Job
Scan the listing that follows and report how many lines contain "Margin". Write the number alone.

Data listing

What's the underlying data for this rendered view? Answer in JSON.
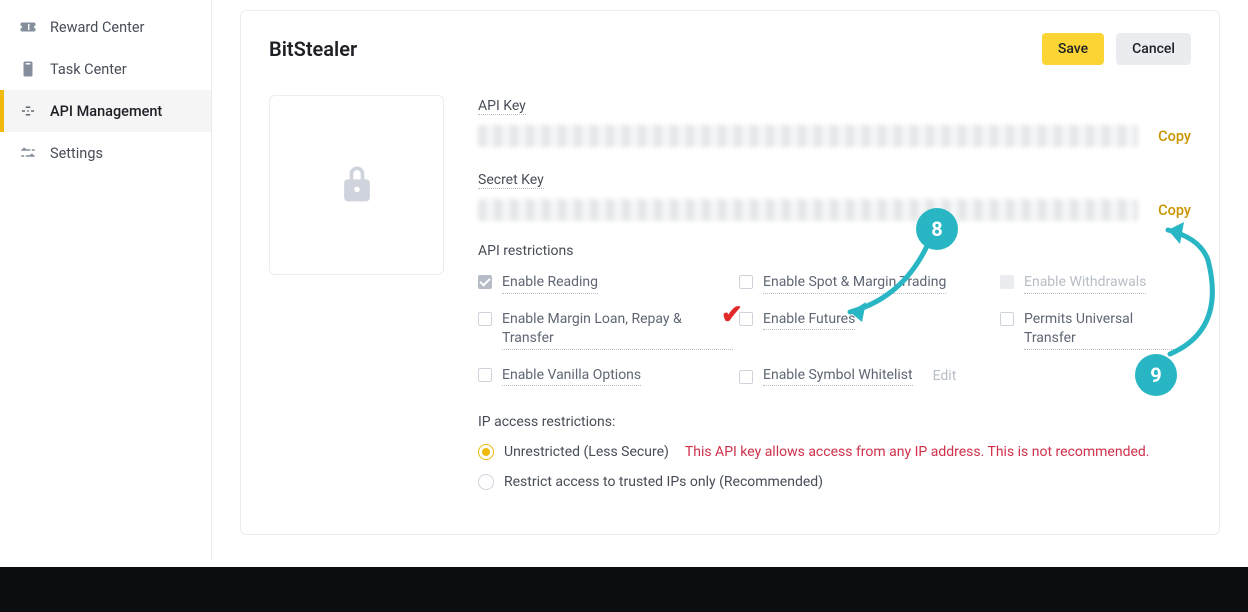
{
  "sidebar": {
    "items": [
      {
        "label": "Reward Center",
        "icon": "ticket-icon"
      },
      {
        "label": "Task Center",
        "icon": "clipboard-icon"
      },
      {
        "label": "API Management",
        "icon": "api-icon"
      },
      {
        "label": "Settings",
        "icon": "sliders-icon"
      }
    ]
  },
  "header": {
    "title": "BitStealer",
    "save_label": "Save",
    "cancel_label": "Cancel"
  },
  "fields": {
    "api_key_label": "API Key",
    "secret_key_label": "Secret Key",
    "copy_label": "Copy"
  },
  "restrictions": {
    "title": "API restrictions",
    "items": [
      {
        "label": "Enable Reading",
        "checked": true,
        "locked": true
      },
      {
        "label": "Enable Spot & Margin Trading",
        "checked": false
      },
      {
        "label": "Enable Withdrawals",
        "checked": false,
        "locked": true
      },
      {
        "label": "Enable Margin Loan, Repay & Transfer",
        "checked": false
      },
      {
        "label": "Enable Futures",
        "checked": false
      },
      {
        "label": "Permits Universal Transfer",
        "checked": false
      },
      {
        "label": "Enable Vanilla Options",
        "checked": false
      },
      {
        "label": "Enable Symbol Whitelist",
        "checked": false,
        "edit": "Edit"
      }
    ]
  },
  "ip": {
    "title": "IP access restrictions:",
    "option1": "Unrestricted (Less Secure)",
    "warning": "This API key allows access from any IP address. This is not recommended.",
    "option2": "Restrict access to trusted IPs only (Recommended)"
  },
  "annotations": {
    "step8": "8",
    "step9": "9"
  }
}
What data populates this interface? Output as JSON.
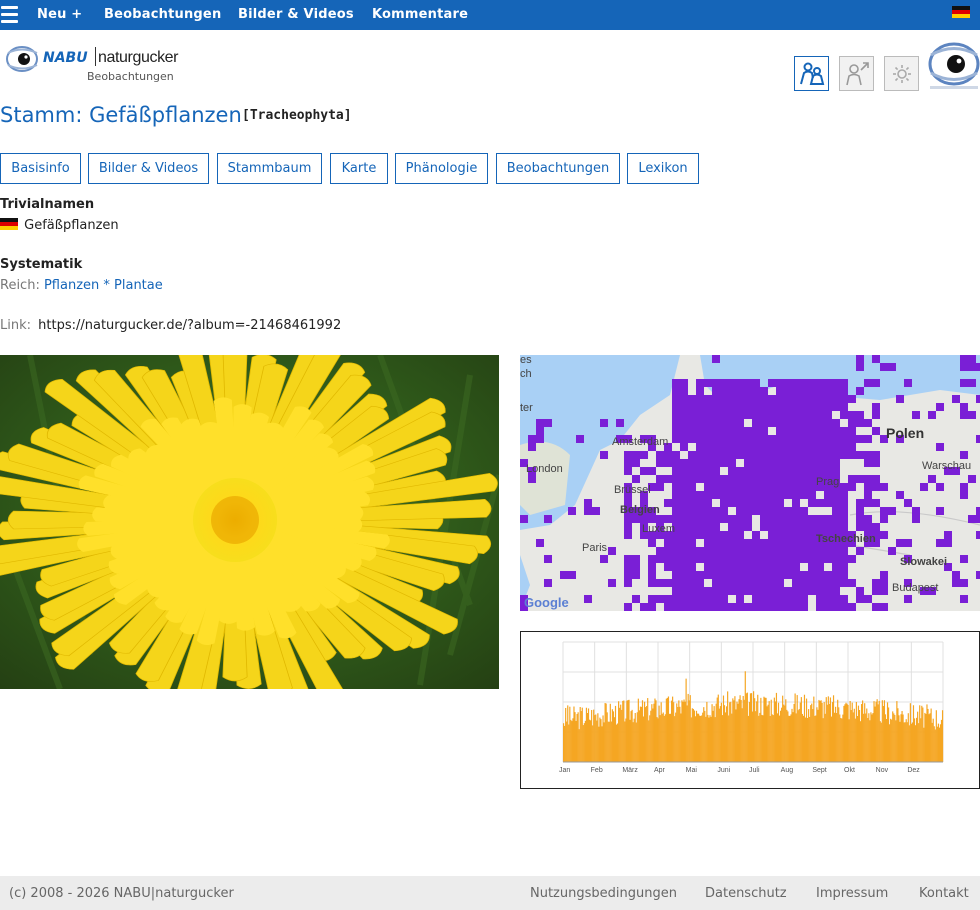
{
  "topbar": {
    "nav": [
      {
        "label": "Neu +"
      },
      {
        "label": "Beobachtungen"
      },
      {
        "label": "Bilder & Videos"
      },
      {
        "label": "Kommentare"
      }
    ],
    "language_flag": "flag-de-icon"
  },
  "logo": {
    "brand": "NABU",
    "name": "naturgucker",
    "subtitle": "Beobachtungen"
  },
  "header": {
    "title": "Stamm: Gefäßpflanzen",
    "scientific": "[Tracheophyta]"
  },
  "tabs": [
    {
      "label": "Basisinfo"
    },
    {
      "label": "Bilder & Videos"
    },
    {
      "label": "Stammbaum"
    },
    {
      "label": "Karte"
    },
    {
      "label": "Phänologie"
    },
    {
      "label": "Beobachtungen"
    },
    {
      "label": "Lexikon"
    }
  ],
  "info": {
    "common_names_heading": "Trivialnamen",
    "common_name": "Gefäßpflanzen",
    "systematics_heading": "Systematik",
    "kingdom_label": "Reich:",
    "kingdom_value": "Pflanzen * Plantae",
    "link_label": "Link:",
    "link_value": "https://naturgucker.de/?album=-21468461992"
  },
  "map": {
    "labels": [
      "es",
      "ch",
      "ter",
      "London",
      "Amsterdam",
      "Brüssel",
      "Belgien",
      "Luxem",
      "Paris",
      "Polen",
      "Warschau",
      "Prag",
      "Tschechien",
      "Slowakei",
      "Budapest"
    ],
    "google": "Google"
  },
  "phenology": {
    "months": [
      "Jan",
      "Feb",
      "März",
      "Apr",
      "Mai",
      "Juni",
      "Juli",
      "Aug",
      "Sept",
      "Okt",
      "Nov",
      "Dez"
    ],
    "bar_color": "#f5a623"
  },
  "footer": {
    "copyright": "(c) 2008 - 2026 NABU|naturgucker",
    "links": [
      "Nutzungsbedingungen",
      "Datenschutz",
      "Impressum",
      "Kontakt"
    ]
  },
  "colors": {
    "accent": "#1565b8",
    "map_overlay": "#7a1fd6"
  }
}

Solved exercise
2